:: The data
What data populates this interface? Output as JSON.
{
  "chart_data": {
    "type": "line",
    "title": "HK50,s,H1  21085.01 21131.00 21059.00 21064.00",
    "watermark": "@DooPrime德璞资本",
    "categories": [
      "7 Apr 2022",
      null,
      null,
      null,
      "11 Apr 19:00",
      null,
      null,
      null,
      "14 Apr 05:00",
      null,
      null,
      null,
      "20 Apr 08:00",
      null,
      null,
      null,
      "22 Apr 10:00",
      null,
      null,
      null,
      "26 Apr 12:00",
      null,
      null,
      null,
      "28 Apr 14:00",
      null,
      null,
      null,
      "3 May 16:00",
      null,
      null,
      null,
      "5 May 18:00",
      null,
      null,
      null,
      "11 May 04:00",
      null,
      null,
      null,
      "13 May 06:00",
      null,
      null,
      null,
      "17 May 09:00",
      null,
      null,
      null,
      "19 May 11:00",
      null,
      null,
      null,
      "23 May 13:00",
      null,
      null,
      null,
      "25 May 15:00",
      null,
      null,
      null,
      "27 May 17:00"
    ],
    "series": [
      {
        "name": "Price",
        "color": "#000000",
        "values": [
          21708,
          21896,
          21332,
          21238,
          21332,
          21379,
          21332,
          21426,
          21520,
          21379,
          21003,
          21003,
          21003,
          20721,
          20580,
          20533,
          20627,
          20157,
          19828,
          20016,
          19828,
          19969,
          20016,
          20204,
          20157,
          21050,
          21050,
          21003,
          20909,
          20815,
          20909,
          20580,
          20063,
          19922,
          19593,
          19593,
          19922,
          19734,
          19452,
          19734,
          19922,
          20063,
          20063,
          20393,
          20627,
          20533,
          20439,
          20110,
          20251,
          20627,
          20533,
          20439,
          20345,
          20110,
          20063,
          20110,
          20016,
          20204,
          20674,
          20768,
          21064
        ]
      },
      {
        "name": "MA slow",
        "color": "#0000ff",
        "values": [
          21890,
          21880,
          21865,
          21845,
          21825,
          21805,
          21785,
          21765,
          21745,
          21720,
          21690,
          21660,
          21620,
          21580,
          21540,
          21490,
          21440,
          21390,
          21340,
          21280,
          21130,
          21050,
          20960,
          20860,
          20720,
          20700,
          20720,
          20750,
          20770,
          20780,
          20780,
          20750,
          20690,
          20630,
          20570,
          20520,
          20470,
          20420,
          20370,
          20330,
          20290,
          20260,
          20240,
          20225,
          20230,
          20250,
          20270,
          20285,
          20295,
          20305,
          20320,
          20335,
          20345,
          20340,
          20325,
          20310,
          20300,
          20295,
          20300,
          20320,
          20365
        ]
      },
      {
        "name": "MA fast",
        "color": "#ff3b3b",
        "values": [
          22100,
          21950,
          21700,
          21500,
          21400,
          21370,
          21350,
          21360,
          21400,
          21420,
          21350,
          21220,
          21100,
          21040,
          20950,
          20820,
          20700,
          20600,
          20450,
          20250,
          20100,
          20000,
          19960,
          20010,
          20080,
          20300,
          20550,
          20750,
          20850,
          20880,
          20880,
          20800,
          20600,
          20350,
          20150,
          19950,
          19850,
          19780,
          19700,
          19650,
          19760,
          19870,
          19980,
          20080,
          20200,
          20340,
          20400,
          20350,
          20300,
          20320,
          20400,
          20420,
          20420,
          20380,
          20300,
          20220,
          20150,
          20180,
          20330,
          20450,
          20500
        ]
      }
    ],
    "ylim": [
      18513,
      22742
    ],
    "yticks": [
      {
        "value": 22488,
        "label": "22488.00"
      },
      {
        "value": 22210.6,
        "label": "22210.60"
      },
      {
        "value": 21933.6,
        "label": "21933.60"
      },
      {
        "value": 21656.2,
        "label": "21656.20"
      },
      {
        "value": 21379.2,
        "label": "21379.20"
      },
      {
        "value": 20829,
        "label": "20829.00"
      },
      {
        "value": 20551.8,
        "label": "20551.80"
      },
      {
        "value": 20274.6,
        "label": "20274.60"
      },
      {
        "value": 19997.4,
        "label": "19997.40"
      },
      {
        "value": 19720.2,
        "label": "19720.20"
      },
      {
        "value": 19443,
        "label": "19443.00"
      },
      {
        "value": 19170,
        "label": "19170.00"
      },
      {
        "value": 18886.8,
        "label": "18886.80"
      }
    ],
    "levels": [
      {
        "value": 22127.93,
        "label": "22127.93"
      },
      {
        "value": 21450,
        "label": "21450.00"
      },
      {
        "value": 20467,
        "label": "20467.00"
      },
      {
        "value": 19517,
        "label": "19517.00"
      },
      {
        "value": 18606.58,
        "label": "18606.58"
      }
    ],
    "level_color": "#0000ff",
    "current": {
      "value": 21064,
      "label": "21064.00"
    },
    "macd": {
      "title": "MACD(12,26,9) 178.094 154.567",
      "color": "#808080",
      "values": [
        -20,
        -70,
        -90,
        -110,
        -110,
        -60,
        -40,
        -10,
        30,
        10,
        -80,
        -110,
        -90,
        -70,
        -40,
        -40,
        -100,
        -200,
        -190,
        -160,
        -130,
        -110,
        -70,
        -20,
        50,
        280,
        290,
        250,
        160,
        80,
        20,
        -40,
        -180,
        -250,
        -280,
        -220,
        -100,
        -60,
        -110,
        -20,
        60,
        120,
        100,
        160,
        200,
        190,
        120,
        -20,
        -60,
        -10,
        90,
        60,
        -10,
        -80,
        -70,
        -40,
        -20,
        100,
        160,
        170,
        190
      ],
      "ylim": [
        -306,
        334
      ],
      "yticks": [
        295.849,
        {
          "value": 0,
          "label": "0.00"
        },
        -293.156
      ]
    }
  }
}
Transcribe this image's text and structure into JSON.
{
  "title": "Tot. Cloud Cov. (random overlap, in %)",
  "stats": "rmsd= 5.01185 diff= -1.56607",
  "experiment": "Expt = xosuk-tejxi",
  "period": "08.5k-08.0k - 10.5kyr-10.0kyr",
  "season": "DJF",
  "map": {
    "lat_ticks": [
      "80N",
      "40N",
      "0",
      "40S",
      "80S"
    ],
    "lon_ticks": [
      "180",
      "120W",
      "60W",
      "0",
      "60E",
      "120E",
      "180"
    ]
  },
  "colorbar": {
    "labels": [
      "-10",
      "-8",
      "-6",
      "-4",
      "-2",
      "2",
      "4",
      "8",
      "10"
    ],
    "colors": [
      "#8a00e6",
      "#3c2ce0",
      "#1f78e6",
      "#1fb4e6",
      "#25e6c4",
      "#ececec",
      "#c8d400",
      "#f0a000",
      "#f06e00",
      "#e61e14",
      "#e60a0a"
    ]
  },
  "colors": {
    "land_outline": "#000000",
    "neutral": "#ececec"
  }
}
::::
:: The data
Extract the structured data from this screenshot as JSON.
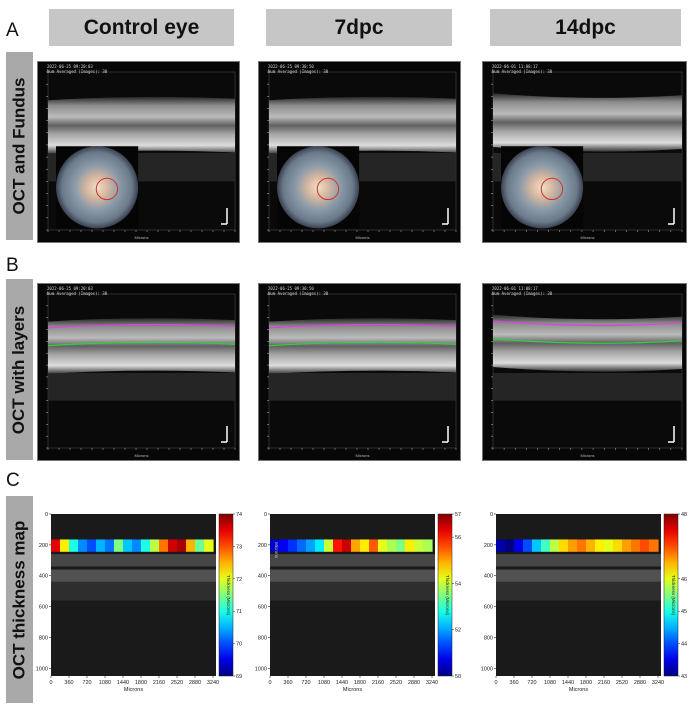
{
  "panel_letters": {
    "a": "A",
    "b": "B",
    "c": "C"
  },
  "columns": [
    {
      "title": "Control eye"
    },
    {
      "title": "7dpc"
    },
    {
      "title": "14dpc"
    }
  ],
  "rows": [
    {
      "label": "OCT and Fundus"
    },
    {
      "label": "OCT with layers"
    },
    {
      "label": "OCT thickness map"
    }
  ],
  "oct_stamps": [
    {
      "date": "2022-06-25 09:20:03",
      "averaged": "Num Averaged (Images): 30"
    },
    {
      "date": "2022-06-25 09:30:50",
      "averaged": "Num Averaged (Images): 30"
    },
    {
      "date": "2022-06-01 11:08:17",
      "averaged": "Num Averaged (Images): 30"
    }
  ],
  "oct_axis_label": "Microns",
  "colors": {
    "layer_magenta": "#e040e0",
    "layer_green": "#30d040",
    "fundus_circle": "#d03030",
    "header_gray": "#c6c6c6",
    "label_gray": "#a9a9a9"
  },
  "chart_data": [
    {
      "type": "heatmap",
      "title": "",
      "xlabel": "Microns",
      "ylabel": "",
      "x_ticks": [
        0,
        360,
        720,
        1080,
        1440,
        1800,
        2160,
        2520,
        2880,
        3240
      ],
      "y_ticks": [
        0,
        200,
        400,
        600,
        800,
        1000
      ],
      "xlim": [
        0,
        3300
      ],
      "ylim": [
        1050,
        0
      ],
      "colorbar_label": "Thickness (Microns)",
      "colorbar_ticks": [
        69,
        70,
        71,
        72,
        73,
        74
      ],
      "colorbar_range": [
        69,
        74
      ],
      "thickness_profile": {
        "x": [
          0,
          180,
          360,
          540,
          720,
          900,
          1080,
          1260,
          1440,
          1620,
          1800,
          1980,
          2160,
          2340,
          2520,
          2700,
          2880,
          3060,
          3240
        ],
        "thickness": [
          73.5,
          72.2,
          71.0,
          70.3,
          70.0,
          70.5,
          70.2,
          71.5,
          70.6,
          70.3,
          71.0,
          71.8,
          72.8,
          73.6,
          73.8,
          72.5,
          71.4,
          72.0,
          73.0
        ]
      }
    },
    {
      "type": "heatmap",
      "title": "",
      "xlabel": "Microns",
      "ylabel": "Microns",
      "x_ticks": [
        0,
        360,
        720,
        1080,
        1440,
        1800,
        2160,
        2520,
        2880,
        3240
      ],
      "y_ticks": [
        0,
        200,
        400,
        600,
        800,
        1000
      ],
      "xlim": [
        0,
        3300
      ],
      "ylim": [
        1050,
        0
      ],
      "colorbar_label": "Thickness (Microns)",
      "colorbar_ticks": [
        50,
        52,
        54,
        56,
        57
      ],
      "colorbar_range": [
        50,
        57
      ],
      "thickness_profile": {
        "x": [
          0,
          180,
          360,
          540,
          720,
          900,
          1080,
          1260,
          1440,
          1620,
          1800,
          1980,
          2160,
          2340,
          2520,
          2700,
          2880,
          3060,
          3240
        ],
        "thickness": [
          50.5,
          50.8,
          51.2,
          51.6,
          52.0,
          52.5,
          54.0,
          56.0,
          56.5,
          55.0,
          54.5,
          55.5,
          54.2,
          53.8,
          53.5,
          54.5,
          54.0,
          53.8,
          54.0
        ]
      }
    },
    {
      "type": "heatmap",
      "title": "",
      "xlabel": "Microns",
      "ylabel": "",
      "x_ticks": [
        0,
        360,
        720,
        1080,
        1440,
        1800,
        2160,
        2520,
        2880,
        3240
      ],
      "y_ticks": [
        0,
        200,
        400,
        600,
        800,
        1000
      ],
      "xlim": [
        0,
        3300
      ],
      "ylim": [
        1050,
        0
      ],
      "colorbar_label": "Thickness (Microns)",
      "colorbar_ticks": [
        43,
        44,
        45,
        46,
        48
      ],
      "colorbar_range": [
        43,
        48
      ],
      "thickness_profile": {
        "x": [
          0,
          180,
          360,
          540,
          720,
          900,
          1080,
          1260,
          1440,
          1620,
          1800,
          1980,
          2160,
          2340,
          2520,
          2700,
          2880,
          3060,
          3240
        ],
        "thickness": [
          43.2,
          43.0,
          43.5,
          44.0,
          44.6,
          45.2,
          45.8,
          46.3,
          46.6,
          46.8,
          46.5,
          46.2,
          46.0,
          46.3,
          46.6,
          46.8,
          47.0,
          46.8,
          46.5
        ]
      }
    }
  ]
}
::::
:: The data
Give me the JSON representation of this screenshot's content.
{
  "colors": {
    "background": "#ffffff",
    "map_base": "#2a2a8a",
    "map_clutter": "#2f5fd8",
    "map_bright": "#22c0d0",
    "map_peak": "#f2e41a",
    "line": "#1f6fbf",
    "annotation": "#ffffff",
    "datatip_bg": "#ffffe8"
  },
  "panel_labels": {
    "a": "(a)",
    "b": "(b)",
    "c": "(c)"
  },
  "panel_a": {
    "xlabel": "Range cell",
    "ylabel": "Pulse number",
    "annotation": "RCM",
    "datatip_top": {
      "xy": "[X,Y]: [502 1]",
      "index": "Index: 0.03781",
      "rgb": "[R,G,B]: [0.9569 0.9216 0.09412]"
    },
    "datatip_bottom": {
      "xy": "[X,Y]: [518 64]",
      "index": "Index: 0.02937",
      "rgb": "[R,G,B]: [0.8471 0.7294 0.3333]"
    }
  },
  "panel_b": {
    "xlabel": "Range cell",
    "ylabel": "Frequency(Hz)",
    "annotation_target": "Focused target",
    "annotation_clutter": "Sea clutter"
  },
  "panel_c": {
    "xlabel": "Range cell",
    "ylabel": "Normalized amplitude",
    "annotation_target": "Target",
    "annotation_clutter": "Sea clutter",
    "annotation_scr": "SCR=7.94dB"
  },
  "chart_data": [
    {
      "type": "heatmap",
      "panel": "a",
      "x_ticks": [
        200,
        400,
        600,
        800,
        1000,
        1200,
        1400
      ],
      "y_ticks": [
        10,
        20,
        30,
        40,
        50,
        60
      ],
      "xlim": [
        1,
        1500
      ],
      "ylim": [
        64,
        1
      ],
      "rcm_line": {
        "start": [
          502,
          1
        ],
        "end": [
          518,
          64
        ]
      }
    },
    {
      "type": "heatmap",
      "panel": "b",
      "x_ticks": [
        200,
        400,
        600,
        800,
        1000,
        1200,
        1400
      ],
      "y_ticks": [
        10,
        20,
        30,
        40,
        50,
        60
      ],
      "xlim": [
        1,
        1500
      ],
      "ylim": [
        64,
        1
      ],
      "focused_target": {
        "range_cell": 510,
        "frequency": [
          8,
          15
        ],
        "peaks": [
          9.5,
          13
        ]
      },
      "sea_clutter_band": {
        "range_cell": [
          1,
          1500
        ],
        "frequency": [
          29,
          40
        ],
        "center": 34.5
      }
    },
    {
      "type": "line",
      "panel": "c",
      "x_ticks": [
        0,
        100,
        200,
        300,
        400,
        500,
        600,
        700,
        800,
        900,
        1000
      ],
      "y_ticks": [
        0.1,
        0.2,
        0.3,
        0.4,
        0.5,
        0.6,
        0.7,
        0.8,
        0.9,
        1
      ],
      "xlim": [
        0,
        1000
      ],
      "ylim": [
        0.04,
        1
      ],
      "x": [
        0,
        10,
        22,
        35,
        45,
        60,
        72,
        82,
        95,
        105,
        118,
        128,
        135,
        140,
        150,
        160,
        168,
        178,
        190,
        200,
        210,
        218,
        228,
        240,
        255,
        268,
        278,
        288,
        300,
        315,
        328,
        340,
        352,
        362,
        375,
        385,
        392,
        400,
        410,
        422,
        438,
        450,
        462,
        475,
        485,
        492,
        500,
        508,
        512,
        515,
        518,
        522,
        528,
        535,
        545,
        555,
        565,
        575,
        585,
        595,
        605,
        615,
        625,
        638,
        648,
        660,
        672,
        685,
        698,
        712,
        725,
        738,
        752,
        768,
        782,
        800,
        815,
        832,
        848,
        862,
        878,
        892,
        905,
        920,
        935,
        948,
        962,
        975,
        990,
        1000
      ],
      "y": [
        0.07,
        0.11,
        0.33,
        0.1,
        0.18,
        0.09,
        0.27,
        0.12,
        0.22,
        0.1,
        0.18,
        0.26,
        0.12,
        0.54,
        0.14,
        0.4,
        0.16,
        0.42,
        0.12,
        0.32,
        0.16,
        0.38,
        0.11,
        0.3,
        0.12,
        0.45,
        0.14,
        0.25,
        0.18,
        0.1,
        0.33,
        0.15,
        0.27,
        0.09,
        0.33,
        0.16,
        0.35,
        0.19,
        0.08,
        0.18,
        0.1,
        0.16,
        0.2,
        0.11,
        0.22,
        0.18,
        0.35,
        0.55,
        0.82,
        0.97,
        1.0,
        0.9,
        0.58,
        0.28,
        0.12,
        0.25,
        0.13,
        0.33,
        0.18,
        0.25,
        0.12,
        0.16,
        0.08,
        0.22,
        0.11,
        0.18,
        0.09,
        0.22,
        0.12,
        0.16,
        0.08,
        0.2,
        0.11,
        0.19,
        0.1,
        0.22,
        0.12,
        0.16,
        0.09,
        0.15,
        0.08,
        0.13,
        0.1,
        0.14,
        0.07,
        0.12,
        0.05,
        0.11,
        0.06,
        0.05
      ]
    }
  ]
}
::::
▶ _Exercise instructions_
Every line of the records that includes the word "ffffff" should be gathered.

▶ _Answer below_
    "background": "#ffffff",
    "annotation": "#ffffff",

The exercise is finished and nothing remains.